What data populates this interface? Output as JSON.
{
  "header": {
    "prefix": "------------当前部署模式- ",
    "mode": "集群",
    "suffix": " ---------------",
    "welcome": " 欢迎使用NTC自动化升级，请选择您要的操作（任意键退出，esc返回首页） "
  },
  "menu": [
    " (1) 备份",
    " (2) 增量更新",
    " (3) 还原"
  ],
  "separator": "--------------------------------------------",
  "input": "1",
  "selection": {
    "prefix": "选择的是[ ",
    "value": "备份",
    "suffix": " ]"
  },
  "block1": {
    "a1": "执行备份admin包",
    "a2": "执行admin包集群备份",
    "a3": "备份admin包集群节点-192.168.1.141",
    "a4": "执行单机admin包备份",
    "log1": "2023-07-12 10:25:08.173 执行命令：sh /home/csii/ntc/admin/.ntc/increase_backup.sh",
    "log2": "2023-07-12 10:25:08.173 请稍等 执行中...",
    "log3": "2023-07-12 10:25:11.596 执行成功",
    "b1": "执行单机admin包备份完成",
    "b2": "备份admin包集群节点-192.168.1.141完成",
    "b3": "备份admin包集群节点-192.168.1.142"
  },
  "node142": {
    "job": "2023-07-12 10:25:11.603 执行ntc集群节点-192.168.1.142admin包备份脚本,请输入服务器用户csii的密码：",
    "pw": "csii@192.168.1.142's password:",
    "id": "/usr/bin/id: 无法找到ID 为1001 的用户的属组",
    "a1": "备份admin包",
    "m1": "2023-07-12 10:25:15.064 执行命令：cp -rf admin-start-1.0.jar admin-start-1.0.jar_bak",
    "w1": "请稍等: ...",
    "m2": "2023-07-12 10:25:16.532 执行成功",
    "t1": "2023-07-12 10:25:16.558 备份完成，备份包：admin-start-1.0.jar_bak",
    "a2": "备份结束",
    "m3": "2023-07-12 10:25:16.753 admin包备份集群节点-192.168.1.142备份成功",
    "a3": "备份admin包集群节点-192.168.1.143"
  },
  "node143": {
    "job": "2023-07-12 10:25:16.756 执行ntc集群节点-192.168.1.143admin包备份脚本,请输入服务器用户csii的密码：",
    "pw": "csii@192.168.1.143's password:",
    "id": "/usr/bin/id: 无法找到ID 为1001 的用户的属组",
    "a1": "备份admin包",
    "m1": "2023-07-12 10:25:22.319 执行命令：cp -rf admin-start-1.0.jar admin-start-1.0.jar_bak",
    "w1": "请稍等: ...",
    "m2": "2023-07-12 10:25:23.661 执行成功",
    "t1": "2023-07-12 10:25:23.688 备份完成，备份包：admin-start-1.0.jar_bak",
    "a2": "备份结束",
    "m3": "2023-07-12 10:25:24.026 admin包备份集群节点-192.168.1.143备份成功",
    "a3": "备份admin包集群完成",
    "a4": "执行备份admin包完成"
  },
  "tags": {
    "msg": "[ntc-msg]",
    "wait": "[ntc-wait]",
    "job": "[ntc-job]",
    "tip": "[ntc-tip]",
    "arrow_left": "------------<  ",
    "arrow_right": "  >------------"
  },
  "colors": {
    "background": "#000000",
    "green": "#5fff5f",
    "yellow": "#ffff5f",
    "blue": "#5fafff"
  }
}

****************

The exercise: Copy out all of the lines above exactly.

Task result:
What data populates this interface? Output as JSON.
{
  "header": {
    "prefix": "------------当前部署模式- ",
    "mode": "集群",
    "suffix": " ---------------",
    "welcome": " 欢迎使用NTC自动化升级，请选择您要的操作（任意键退出，esc返回首页） "
  },
  "menu": [
    " (1) 备份",
    " (2) 增量更新",
    " (3) 还原"
  ],
  "separator": "--------------------------------------------",
  "input": "1",
  "selection": {
    "prefix": "选择的是[ ",
    "value": "备份",
    "suffix": " ]"
  },
  "block1": {
    "a1": "执行备份admin包",
    "a2": "执行admin包集群备份",
    "a3": "备份admin包集群节点-192.168.1.141",
    "a4": "执行单机admin包备份",
    "log1": "2023-07-12 10:25:08.173 执行命令：sh /home/csii/ntc/admin/.ntc/increase_backup.sh",
    "log2": "2023-07-12 10:25:08.173 请稍等 执行中...",
    "log3": "2023-07-12 10:25:11.596 执行成功",
    "b1": "执行单机admin包备份完成",
    "b2": "备份admin包集群节点-192.168.1.141完成",
    "b3": "备份admin包集群节点-192.168.1.142"
  },
  "node142": {
    "job": "2023-07-12 10:25:11.603 执行ntc集群节点-192.168.1.142admin包备份脚本,请输入服务器用户csii的密码：",
    "pw": "csii@192.168.1.142's password:",
    "id": "/usr/bin/id: 无法找到ID 为1001 的用户的属组",
    "a1": "备份admin包",
    "m1": "2023-07-12 10:25:15.064 执行命令：cp -rf admin-start-1.0.jar admin-start-1.0.jar_bak",
    "w1": "请稍等: ...",
    "m2": "2023-07-12 10:25:16.532 执行成功",
    "t1": "2023-07-12 10:25:16.558 备份完成，备份包：admin-start-1.0.jar_bak",
    "a2": "备份结束",
    "m3": "2023-07-12 10:25:16.753 admin包备份集群节点-192.168.1.142备份成功",
    "a3": "备份admin包集群节点-192.168.1.143"
  },
  "node143": {
    "job": "2023-07-12 10:25:16.756 执行ntc集群节点-192.168.1.143admin包备份脚本,请输入服务器用户csii的密码：",
    "pw": "csii@192.168.1.143's password:",
    "id": "/usr/bin/id: 无法找到ID 为1001 的用户的属组",
    "a1": "备份admin包",
    "m1": "2023-07-12 10:25:22.319 执行命令：cp -rf admin-start-1.0.jar admin-start-1.0.jar_bak",
    "w1": "请稍等: ...",
    "m2": "2023-07-12 10:25:23.661 执行成功",
    "t1": "2023-07-12 10:25:23.688 备份完成，备份包：admin-start-1.0.jar_bak",
    "a2": "备份结束",
    "m3": "2023-07-12 10:25:24.026 admin包备份集群节点-192.168.1.143备份成功",
    "a3": "备份admin包集群完成",
    "a4": "执行备份admin包完成"
  },
  "tags": {
    "msg": "[ntc-msg]",
    "wait": "[ntc-wait]",
    "job": "[ntc-job]",
    "tip": "[ntc-tip]",
    "arrow_left": "------------<  ",
    "arrow_right": "  >------------"
  },
  "colors": {
    "background": "#000000",
    "green": "#5fff5f",
    "yellow": "#ffff5f",
    "blue": "#5fafff"
  }
}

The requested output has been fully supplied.